▸ What is being asked
Identify every line containing the word "sent" and reproduce each one.

Some records:
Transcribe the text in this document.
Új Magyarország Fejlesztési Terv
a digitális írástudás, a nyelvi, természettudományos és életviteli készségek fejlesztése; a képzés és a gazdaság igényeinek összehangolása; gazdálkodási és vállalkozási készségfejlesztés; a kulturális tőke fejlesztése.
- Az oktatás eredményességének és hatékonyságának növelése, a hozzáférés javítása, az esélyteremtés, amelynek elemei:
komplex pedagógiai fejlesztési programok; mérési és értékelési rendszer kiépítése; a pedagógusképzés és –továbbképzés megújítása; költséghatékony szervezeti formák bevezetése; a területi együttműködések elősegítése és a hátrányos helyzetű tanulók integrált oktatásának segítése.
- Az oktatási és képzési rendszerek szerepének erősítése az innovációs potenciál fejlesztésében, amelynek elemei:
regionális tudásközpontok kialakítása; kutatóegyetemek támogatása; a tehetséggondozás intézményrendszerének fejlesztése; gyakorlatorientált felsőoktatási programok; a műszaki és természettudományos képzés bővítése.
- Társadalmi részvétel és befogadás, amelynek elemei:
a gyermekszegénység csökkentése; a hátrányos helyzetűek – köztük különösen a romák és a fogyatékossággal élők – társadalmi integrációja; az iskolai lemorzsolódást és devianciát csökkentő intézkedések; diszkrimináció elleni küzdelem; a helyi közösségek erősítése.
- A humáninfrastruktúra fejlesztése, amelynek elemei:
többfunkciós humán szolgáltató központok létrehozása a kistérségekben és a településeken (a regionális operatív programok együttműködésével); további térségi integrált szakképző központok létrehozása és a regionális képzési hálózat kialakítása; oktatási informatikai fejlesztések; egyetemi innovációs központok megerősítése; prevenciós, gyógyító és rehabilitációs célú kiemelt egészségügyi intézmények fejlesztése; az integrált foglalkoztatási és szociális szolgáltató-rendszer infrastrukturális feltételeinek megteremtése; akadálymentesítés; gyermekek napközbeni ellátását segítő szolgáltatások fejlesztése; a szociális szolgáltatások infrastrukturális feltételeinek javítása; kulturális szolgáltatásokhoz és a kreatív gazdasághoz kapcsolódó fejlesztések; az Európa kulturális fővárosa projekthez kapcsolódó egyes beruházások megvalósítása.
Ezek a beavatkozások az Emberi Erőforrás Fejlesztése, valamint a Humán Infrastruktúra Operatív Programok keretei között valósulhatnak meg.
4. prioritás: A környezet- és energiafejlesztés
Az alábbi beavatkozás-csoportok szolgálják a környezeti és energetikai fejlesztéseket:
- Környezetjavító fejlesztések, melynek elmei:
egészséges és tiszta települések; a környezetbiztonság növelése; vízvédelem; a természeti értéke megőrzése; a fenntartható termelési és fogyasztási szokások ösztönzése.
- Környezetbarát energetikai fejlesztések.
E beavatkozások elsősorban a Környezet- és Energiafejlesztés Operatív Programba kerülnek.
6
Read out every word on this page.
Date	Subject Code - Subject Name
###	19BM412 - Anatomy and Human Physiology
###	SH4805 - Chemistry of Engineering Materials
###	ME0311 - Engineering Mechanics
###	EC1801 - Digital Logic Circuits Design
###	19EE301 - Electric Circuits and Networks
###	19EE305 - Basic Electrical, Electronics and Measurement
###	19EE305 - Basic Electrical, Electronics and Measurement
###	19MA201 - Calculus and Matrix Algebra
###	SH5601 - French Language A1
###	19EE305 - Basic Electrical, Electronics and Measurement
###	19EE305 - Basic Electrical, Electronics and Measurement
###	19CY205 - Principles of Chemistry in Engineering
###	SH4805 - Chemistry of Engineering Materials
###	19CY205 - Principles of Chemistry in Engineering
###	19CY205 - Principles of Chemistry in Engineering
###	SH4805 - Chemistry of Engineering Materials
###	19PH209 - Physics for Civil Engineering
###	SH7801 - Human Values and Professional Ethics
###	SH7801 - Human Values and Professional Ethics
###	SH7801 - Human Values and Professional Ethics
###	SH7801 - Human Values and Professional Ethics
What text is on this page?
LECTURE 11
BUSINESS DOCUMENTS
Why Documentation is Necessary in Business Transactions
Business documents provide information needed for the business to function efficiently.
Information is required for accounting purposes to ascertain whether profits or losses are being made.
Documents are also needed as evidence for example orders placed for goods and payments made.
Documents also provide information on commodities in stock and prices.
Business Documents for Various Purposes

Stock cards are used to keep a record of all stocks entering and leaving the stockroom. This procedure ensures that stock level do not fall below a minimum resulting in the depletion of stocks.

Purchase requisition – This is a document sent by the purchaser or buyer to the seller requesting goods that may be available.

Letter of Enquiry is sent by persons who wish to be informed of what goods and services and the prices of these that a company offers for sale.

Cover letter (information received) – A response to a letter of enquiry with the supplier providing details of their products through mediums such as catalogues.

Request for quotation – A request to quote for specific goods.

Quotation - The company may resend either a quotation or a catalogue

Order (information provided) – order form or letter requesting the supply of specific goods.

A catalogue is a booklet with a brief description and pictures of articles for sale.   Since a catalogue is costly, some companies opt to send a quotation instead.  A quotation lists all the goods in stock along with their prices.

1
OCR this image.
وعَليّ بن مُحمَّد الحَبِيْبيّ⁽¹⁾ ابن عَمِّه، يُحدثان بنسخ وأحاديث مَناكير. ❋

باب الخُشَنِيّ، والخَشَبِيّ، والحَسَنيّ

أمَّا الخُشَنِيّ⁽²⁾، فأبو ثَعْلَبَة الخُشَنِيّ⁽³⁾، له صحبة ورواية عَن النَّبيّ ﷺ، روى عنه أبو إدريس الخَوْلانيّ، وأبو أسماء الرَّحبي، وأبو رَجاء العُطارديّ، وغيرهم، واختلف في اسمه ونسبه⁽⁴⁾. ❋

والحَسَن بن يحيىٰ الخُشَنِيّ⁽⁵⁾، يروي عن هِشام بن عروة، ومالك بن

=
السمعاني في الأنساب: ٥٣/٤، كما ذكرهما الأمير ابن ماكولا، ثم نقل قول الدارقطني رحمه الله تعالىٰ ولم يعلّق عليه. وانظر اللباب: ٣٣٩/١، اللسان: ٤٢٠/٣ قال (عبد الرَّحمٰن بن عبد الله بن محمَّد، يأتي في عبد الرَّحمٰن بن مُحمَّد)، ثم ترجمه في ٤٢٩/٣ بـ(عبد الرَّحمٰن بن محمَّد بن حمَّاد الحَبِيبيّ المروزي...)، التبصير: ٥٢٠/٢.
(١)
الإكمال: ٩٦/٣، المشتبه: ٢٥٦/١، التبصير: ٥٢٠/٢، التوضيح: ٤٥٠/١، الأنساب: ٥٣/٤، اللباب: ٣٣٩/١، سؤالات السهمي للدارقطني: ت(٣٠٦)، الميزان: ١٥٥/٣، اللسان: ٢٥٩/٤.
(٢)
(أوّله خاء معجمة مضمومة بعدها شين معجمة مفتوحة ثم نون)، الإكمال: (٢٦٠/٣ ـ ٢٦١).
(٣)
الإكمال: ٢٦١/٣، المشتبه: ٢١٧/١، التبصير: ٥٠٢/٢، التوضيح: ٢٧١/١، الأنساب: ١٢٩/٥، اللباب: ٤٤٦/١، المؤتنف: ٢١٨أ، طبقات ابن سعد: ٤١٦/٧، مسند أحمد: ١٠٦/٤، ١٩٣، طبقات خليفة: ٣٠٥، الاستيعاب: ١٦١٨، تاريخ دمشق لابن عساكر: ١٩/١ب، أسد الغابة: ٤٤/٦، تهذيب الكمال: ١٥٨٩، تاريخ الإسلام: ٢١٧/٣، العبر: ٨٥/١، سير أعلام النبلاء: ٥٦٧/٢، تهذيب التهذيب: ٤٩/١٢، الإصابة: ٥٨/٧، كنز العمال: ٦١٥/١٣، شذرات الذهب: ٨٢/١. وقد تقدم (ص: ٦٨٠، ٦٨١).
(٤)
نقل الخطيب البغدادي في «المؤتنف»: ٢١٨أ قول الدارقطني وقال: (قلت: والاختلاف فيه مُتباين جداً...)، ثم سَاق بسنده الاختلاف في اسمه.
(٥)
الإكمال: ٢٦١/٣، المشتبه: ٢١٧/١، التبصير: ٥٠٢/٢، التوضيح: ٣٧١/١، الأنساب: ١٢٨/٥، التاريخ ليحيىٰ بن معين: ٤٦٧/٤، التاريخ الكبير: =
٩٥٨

▸ The solution
Purchase requisition – This is a document sent by the purchaser or buyer to the seller requesting goods that may be available.
Letter of Enquiry is sent by persons who wish to be informed of what goods and services and the prices of these that a company offers for sale.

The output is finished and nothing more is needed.